--- What you will do ---
Below is a listing; copy all of it exactly.

Figure contents as structured data:
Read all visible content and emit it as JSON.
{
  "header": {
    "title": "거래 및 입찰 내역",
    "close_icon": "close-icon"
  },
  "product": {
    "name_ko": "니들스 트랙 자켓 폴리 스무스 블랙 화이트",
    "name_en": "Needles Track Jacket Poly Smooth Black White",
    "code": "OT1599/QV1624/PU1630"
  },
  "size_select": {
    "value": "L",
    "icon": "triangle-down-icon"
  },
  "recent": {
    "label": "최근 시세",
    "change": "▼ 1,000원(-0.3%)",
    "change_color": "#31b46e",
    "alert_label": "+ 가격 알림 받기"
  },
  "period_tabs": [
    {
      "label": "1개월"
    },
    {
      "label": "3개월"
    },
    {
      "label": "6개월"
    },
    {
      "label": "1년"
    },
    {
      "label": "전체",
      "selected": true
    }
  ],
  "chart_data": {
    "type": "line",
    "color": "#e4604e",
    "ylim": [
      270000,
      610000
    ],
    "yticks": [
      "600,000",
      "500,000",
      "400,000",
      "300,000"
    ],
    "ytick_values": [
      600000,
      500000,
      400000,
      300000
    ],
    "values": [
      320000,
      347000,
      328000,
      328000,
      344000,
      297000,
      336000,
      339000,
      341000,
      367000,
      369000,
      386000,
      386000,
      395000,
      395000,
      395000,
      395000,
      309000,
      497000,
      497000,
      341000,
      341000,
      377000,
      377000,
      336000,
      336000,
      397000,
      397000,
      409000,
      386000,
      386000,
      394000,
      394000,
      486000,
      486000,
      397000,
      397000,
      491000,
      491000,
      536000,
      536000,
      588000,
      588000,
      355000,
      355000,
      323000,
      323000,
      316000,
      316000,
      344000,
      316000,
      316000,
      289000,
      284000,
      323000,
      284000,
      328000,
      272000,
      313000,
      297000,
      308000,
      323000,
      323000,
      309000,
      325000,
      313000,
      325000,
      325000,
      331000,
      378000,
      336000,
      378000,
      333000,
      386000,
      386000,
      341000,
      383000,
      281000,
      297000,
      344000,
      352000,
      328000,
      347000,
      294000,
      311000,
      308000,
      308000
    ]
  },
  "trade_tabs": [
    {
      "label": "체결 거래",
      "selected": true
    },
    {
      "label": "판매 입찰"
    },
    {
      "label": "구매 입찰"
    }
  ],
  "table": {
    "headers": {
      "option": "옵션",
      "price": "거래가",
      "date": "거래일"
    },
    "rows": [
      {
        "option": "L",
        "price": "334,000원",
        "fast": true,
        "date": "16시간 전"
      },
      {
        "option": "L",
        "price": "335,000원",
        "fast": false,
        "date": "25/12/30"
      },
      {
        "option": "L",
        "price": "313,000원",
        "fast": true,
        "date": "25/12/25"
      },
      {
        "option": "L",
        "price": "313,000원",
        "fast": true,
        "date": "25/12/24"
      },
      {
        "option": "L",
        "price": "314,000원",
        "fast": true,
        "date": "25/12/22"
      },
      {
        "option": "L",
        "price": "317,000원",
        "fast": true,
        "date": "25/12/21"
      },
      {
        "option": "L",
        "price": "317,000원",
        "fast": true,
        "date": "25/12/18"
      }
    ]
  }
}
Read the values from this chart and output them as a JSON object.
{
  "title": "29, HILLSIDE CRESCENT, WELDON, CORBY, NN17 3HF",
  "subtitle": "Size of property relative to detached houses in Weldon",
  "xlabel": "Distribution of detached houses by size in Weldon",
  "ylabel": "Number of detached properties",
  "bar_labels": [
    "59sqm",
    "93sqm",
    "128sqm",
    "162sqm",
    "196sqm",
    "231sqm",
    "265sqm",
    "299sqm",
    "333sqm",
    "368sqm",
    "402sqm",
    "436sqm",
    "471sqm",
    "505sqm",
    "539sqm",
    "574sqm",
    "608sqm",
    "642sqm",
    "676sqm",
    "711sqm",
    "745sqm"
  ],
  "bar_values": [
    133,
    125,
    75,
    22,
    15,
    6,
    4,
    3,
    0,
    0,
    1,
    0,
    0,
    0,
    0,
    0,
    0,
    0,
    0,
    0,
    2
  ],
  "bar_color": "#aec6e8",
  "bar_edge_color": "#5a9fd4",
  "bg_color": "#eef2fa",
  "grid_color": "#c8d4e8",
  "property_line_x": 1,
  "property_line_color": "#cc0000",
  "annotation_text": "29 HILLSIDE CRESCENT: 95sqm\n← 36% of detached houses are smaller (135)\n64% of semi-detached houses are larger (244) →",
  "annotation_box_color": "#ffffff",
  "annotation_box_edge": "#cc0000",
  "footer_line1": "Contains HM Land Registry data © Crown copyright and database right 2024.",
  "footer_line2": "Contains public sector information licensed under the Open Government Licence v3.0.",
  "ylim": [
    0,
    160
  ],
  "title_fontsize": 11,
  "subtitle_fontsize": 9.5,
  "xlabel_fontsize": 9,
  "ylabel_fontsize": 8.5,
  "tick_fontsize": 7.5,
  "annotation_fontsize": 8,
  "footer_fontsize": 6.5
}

--- Reply ---
Read all visible content and emit it as JSON.
{
  "header": {
    "title": "거래 및 입찰 내역",
    "close_icon": "close-icon"
  },
  "product": {
    "name_ko": "니들스 트랙 자켓 폴리 스무스 블랙 화이트",
    "name_en": "Needles Track Jacket Poly Smooth Black White",
    "code": "OT1599/QV1624/PU1630"
  },
  "size_select": {
    "value": "L",
    "icon": "triangle-down-icon"
  },
  "recent": {
    "label": "최근 시세",
    "change": "▼ 1,000원(-0.3%)",
    "change_color": "#31b46e",
    "alert_label": "+ 가격 알림 받기"
  },
  "period_tabs": [
    {
      "label": "1개월"
    },
    {
      "label": "3개월"
    },
    {
      "label": "6개월"
    },
    {
      "label": "1년"
    },
    {
      "label": "전체",
      "selected": true
    }
  ],
  "chart_data": {
    "type": "line",
    "color": "#e4604e",
    "ylim": [
      270000,
      610000
    ],
    "yticks": [
      "600,000",
      "500,000",
      "400,000",
      "300,000"
    ],
    "ytick_values": [
      600000,
      500000,
      400000,
      300000
    ],
    "values": [
      320000,
      347000,
      328000,
      328000,
      344000,
      297000,
      336000,
      339000,
      341000,
      367000,
      369000,
      386000,
      386000,
      395000,
      395000,
      395000,
      395000,
      309000,
      497000,
      497000,
      341000,
      341000,
      377000,
      377000,
      336000,
      336000,
      397000,
      397000,
      409000,
      386000,
      386000,
      394000,
      394000,
      486000,
      486000,
      397000,
      397000,
      491000,
      491000,
      536000,
      536000,
      588000,
      588000,
      355000,
      355000,
      323000,
      323000,
      316000,
      316000,
      344000,
      316000,
      316000,
      289000,
      284000,
      323000,
      284000,
      328000,
      272000,
      313000,
      297000,
      308000,
      323000,
      323000,
      309000,
      325000,
      313000,
      325000,
      325000,
      331000,
      378000,
      336000,
      378000,
      333000,
      386000,
      386000,
      341000,
      383000,
      281000,
      297000,
      344000,
      352000,
      328000,
      347000,
      294000,
      311000,
      308000,
      308000
    ]
  },
  "trade_tabs": [
    {
      "label": "체결 거래",
      "selected": true
    },
    {
      "label": "판매 입찰"
    },
    {
      "label": "구매 입찰"
    }
  ],
  "table": {
    "headers": {
      "option": "옵션",
      "price": "거래가",
      "date": "거래일"
    },
    "rows": [
      {
        "option": "L",
        "price": "334,000원",
        "fast": true,
        "date": "16시간 전"
      },
      {
        "option": "L",
        "price": "335,000원",
        "fast": false,
        "date": "25/12/30"
      },
      {
        "option": "L",
        "price": "313,000원",
        "fast": true,
        "date": "25/12/25"
      },
      {
        "option": "L",
        "price": "313,000원",
        "fast": true,
        "date": "25/12/24"
      },
      {
        "option": "L",
        "price": "314,000원",
        "fast": true,
        "date": "25/12/22"
      },
      {
        "option": "L",
        "price": "317,000원",
        "fast": true,
        "date": "25/12/21"
      },
      {
        "option": "L",
        "price": "317,000원",
        "fast": true,
        "date": "25/12/18"
      }
    ]
  }
}
Read the values from this chart and output them as a JSON object.
{
  "title": "29, HILLSIDE CRESCENT, WELDON, CORBY, NN17 3HF",
  "subtitle": "Size of property relative to detached houses in Weldon",
  "xlabel": "Distribution of detached houses by size in Weldon",
  "ylabel": "Number of detached properties",
  "bar_labels": [
    "59sqm",
    "93sqm",
    "128sqm",
    "162sqm",
    "196sqm",
    "231sqm",
    "265sqm",
    "299sqm",
    "333sqm",
    "368sqm",
    "402sqm",
    "436sqm",
    "471sqm",
    "505sqm",
    "539sqm",
    "574sqm",
    "608sqm",
    "642sqm",
    "676sqm",
    "711sqm",
    "745sqm"
  ],
  "bar_values": [
    133,
    125,
    75,
    22,
    15,
    6,
    4,
    3,
    0,
    0,
    1,
    0,
    0,
    0,
    0,
    0,
    0,
    0,
    0,
    0,
    2
  ],
  "bar_color": "#aec6e8",
  "bar_edge_color": "#5a9fd4",
  "bg_color": "#eef2fa",
  "grid_color": "#c8d4e8",
  "property_line_x": 1,
  "property_line_color": "#cc0000",
  "annotation_text": "29 HILLSIDE CRESCENT: 95sqm\n← 36% of detached houses are smaller (135)\n64% of semi-detached houses are larger (244) →",
  "annotation_box_color": "#ffffff",
  "annotation_box_edge": "#cc0000",
  "footer_line1": "Contains HM Land Registry data © Crown copyright and database right 2024.",
  "footer_line2": "Contains public sector information licensed under the Open Government Licence v3.0.",
  "ylim": [
    0,
    160
  ],
  "title_fontsize": 11,
  "subtitle_fontsize": 9.5,
  "xlabel_fontsize": 9,
  "ylabel_fontsize": 8.5,
  "tick_fontsize": 7.5,
  "annotation_fontsize": 8,
  "footer_fontsize": 6.5
}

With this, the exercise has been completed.